- Task to carry out
Write out every line of the material exactly as it appears.

[Extracted data entries]
== == ==

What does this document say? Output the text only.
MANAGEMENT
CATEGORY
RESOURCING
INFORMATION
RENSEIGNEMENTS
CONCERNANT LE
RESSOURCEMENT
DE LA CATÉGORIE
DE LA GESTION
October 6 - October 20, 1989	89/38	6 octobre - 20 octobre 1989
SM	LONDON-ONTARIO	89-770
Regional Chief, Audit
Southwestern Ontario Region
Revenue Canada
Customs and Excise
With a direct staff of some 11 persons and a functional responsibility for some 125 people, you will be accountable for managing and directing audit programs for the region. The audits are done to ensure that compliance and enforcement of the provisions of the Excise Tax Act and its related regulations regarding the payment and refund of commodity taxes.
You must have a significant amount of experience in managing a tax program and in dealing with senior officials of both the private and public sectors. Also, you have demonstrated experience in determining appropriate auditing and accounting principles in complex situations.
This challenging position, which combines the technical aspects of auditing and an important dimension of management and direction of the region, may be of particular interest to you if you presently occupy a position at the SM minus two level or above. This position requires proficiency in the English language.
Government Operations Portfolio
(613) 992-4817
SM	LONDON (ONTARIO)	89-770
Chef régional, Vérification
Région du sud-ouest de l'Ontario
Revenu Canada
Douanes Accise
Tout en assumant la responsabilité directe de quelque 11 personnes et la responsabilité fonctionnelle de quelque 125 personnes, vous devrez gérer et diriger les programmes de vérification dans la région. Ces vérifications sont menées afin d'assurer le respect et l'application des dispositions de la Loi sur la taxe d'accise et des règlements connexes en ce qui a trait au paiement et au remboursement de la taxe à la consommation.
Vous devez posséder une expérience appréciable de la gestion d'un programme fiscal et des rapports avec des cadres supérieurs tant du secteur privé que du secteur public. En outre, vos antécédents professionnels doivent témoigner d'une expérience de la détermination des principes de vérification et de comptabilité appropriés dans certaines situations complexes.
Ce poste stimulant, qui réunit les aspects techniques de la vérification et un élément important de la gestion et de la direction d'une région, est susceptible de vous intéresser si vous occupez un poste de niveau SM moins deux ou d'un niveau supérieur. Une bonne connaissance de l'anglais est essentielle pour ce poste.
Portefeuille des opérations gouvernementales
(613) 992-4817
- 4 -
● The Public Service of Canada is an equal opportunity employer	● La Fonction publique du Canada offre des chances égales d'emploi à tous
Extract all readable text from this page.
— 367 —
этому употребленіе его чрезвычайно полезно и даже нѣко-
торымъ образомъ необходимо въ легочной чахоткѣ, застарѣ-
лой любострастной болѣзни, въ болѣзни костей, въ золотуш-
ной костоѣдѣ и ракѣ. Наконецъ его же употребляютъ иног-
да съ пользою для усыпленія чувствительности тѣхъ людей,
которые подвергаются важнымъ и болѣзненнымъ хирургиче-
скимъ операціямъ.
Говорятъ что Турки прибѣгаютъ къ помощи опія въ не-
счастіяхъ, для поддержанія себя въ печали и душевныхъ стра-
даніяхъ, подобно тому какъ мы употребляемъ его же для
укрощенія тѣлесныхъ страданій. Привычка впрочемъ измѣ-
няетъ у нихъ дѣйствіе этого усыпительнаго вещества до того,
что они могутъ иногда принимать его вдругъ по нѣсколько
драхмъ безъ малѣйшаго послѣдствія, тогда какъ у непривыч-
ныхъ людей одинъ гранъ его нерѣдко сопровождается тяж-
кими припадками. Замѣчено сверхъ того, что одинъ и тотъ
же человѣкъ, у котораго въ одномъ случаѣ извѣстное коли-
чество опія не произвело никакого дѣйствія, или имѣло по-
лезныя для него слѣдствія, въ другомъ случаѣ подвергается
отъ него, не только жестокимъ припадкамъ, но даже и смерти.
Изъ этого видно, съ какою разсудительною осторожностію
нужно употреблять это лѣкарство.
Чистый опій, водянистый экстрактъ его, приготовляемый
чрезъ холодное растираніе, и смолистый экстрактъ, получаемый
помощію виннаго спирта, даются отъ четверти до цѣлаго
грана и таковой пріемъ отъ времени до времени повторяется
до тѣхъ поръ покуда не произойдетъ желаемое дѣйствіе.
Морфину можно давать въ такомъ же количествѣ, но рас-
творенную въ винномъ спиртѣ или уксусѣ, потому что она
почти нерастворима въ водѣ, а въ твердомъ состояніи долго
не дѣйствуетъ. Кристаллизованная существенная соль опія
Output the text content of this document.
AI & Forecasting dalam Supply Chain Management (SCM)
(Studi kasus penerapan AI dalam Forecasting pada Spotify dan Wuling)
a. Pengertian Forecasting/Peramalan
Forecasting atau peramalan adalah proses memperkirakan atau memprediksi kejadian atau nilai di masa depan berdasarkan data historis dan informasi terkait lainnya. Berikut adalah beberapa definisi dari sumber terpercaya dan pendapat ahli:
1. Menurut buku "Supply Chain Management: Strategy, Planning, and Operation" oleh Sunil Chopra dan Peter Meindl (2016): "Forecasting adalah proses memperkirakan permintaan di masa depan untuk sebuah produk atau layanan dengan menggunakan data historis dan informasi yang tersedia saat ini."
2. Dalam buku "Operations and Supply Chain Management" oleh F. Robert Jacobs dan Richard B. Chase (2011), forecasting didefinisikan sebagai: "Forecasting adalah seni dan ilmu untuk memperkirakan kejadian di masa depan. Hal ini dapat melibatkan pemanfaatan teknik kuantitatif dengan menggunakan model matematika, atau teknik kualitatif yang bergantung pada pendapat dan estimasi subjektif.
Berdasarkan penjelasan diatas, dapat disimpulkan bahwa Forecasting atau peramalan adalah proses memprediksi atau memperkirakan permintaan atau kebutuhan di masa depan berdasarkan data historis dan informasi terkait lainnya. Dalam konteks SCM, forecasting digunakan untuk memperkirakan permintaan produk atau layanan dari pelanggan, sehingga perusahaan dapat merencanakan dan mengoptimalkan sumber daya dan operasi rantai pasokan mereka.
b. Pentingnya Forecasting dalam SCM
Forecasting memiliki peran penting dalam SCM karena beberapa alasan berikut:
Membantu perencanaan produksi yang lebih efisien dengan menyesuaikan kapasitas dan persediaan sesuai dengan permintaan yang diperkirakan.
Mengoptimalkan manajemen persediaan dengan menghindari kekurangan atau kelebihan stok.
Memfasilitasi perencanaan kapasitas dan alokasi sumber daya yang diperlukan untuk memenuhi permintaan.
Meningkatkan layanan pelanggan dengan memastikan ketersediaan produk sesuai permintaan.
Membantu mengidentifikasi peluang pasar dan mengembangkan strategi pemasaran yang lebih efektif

== == ==

- Task response
What does this document say? Output the text only.
MANAGEMENT
CATEGORY
RESOURCING
INFORMATION
RENSEIGNEMENTS
CONCERNANT LE
RESSOURCEMENT
DE LA CATÉGORIE
DE LA GESTION
October 6 - October 20, 1989	89/38	6 octobre - 20 octobre 1989
SM	LONDON-ONTARIO	89-770
Regional Chief, Audit
Southwestern Ontario Region
Revenue Canada
Customs and Excise
With a direct staff of some 11 persons and a functional responsibility for some 125 people, you will be accountable for managing and directing audit programs for the region. The audits are done to ensure that compliance and enforcement of the provisions of the Excise Tax Act and its related regulations regarding the payment and refund of commodity taxes.
You must have a significant amount of experience in managing a tax program and in dealing with senior officials of both the private and public sectors. Also, you have demonstrated experience in determining appropriate auditing and accounting principles in complex situations.
This challenging position, which combines the technical aspects of auditing and an important dimension of management and direction of the region, may be of particular interest to you if you presently occupy a position at the SM minus two level or above. This position requires proficiency in the English language.
Government Operations Portfolio
(613) 992-4817
SM	LONDON (ONTARIO)	89-770
Chef régional, Vérification
Région du sud-ouest de l'Ontario
Revenu Canada
Douanes Accise
Tout en assumant la responsabilité directe de quelque 11 personnes et la responsabilité fonctionnelle de quelque 125 personnes, vous devrez gérer et diriger les programmes de vérification dans la région. Ces vérifications sont menées afin d'assurer le respect et l'application des dispositions de la Loi sur la taxe d'accise et des règlements connexes en ce qui a trait au paiement et au remboursement de la taxe à la consommation.
Vous devez posséder une expérience appréciable de la gestion d'un programme fiscal et des rapports avec des cadres supérieurs tant du secteur privé que du secteur public. En outre, vos antécédents professionnels doivent témoigner d'une expérience de la détermination des principes de vérification et de comptabilité appropriés dans certaines situations complexes.
Ce poste stimulant, qui réunit les aspects techniques de la vérification et un élément important de la gestion et de la direction d'une région, est susceptible de vous intéresser si vous occupez un poste de niveau SM moins deux ou d'un niveau supérieur. Une bonne connaissance de l'anglais est essentielle pour ce poste.
Portefeuille des opérations gouvernementales
(613) 992-4817
- 4 -
● The Public Service of Canada is an equal opportunity employer	● La Fonction publique du Canada offre des chances égales d'emploi à tous
Extract all readable text from this page.
— 367 —
этому употребленіе его чрезвычайно полезно и даже нѣко-
торымъ образомъ необходимо въ легочной чахоткѣ, застарѣ-
лой любострастной болѣзни, въ болѣзни костей, въ золотуш-
ной костоѣдѣ и ракѣ. Наконецъ его же употребляютъ иног-
да съ пользою для усыпленія чувствительности тѣхъ людей,
которые подвергаются важнымъ и болѣзненнымъ хирургиче-
скимъ операціямъ.
Говорятъ что Турки прибѣгаютъ къ помощи опія въ не-
счастіяхъ, для поддержанія себя въ печали и душевныхъ стра-
даніяхъ, подобно тому какъ мы употребляемъ его же для
укрощенія тѣлесныхъ страданій. Привычка впрочемъ измѣ-
няетъ у нихъ дѣйствіе этого усыпительнаго вещества до того,
что они могутъ иногда принимать его вдругъ по нѣсколько
драхмъ безъ малѣйшаго послѣдствія, тогда какъ у непривыч-
ныхъ людей одинъ гранъ его нерѣдко сопровождается тяж-
кими припадками. Замѣчено сверхъ того, что одинъ и тотъ
же человѣкъ, у котораго въ одномъ случаѣ извѣстное коли-
чество опія не произвело никакого дѣйствія, или имѣло по-
лезныя для него слѣдствія, въ другомъ случаѣ подвергается
отъ него, не только жестокимъ припадкамъ, но даже и смерти.
Изъ этого видно, съ какою разсудительною осторожностію
нужно употреблять это лѣкарство.
Чистый опій, водянистый экстрактъ его, приготовляемый
чрезъ холодное растираніе, и смолистый экстрактъ, получаемый
помощію виннаго спирта, даются отъ четверти до цѣлаго
грана и таковой пріемъ отъ времени до времени повторяется
до тѣхъ поръ покуда не произойдетъ желаемое дѣйствіе.
Морфину можно давать въ такомъ же количествѣ, но рас-
творенную въ винномъ спиртѣ или уксусѣ, потому что она
почти нерастворима въ водѣ, а въ твердомъ состояніи долго
не дѣйствуетъ. Кристаллизованная существенная соль опія
Output the text content of this document.
AI & Forecasting dalam Supply Chain Management (SCM)
(Studi kasus penerapan AI dalam Forecasting pada Spotify dan Wuling)
a. Pengertian Forecasting/Peramalan
Forecasting atau peramalan adalah proses memperkirakan atau memprediksi kejadian atau nilai di masa depan berdasarkan data historis dan informasi terkait lainnya. Berikut adalah beberapa definisi dari sumber terpercaya dan pendapat ahli:
1. Menurut buku "Supply Chain Management: Strategy, Planning, and Operation" oleh Sunil Chopra dan Peter Meindl (2016): "Forecasting adalah proses memperkirakan permintaan di masa depan untuk sebuah produk atau layanan dengan menggunakan data historis dan informasi yang tersedia saat ini."
2. Dalam buku "Operations and Supply Chain Management" oleh F. Robert Jacobs dan Richard B. Chase (2011), forecasting didefinisikan sebagai: "Forecasting adalah seni dan ilmu untuk memperkirakan kejadian di masa depan. Hal ini dapat melibatkan pemanfaatan teknik kuantitatif dengan menggunakan model matematika, atau teknik kualitatif yang bergantung pada pendapat dan estimasi subjektif.
Berdasarkan penjelasan diatas, dapat disimpulkan bahwa Forecasting atau peramalan adalah proses memprediksi atau memperkirakan permintaan atau kebutuhan di masa depan berdasarkan data historis dan informasi terkait lainnya. Dalam konteks SCM, forecasting digunakan untuk memperkirakan permintaan produk atau layanan dari pelanggan, sehingga perusahaan dapat merencanakan dan mengoptimalkan sumber daya dan operasi rantai pasokan mereka.
b. Pentingnya Forecasting dalam SCM
Forecasting memiliki peran penting dalam SCM karena beberapa alasan berikut:
Membantu perencanaan produksi yang lebih efisien dengan menyesuaikan kapasitas dan persediaan sesuai dengan permintaan yang diperkirakan.
Mengoptimalkan manajemen persediaan dengan menghindari kekurangan atau kelebihan stok.
Memfasilitasi perencanaan kapasitas dan alokasi sumber daya yang diperlukan untuk memenuhi permintaan.
Meningkatkan layanan pelanggan dengan memastikan ketersediaan produk sesuai permintaan.
Membantu mengidentifikasi peluang pasar dan mengembangkan strategi pemasaran yang lebih efektif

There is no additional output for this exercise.